== Segment start ==

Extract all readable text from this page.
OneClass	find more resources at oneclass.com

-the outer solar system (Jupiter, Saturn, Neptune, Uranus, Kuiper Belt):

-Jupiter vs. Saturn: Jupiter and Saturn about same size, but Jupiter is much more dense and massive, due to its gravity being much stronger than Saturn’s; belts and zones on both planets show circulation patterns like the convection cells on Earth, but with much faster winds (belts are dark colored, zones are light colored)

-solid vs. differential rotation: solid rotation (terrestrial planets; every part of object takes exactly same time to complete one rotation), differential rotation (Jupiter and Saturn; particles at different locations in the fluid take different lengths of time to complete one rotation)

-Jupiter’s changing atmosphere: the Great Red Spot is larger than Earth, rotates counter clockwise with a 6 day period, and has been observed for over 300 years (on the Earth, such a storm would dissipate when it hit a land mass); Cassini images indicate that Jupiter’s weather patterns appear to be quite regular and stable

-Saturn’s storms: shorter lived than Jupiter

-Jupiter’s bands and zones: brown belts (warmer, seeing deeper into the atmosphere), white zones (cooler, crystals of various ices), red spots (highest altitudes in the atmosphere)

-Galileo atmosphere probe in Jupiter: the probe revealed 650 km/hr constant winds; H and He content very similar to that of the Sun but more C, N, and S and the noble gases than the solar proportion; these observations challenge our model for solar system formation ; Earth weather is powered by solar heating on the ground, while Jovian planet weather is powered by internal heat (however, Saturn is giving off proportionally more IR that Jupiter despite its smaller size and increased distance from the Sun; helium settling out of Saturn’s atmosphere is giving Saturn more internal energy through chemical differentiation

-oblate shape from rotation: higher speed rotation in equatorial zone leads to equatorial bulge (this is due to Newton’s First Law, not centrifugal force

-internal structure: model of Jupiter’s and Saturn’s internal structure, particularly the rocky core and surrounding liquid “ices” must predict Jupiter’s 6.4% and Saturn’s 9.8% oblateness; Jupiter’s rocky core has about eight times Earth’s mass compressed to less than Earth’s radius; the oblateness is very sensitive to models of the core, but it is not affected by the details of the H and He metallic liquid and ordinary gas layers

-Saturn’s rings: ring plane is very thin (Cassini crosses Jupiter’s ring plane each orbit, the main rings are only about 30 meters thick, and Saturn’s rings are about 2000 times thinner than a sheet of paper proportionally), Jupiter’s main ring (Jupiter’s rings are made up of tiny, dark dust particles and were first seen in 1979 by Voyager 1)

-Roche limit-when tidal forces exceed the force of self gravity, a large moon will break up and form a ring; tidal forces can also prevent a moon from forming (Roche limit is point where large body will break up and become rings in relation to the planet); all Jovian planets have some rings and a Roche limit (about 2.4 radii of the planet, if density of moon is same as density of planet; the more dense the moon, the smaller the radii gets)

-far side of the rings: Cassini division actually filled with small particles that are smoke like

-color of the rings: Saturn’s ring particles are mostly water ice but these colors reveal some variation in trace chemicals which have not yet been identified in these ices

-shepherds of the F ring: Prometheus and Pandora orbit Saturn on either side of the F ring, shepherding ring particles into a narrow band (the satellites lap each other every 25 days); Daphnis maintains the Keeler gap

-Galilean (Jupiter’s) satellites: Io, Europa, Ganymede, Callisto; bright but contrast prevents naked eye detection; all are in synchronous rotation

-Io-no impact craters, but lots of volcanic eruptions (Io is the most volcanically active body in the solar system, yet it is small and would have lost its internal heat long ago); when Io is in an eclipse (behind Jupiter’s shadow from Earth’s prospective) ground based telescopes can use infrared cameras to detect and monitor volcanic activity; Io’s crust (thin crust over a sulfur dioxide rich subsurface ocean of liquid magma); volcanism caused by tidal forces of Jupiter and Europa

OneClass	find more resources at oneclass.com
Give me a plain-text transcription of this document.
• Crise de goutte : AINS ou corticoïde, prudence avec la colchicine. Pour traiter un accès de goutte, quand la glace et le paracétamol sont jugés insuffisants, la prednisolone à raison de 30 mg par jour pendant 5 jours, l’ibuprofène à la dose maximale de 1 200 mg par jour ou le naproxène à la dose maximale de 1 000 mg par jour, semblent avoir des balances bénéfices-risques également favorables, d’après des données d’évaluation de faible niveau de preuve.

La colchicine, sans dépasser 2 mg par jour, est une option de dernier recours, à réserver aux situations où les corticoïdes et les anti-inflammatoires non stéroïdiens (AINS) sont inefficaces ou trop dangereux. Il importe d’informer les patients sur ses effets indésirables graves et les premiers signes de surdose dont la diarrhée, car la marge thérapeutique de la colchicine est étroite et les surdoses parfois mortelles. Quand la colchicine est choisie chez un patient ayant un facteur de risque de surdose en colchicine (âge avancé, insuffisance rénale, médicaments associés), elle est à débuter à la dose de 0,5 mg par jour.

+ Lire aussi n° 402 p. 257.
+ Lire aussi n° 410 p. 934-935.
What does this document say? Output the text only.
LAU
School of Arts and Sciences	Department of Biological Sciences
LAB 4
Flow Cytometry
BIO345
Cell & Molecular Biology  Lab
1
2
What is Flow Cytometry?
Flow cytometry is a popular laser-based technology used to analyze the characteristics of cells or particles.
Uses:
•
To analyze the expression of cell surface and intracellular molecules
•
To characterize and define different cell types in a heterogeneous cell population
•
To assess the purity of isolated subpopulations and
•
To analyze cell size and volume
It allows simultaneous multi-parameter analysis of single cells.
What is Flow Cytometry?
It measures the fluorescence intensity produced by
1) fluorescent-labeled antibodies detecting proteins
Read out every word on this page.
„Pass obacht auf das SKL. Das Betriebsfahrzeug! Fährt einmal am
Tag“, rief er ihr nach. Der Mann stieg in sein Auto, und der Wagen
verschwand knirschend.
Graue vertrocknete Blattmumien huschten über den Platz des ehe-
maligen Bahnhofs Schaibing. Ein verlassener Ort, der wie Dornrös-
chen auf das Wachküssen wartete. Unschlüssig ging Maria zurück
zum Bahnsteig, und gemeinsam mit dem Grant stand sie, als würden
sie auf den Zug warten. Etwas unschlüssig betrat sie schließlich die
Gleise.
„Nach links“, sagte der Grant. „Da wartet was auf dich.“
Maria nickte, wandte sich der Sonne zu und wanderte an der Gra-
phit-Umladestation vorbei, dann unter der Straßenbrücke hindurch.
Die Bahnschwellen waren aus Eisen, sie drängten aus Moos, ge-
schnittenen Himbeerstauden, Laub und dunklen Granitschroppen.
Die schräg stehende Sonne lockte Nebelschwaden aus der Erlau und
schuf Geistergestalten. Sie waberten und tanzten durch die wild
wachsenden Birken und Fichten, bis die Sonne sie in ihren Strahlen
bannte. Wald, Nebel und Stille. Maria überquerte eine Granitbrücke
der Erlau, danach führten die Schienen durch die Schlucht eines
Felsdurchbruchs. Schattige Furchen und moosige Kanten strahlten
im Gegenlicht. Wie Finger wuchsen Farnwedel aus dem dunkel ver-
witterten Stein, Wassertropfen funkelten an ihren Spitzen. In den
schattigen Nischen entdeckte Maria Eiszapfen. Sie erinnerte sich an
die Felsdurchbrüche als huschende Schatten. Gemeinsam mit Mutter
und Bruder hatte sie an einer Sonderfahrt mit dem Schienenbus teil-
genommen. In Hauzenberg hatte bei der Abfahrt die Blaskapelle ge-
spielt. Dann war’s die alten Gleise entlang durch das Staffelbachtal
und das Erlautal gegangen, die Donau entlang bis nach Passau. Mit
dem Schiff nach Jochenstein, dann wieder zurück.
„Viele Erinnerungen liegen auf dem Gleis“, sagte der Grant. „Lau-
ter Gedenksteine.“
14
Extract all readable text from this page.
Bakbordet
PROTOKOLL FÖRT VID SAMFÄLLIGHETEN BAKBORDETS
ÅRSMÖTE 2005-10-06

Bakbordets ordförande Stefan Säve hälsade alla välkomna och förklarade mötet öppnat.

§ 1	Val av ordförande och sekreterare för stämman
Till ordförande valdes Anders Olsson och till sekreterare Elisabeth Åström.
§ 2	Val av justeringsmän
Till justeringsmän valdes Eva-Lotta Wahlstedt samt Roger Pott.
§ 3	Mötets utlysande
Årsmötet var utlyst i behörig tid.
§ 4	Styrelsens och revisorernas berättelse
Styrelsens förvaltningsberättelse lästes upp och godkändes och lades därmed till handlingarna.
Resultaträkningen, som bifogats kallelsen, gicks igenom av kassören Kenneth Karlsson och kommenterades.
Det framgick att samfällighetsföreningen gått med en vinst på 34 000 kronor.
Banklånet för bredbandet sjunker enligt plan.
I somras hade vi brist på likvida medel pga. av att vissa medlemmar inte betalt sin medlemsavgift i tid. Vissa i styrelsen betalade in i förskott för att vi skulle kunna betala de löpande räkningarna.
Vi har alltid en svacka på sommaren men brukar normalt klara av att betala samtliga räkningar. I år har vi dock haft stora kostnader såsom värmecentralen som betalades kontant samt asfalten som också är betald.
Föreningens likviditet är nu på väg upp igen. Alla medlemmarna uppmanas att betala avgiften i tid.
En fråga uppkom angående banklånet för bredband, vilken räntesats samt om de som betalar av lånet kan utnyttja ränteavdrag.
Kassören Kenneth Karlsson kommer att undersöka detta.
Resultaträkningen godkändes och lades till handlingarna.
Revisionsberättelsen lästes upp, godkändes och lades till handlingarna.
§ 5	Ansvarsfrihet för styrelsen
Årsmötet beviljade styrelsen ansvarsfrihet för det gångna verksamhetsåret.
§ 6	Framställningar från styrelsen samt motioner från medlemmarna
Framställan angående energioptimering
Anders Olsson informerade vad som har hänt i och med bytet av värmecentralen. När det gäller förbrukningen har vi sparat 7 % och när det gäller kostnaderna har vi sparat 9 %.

== Segment end ==

DESCRIPTION OF THE TASK: Say how many lines of the data include the word "valdes". Respond with the number alone.

RESULT: 2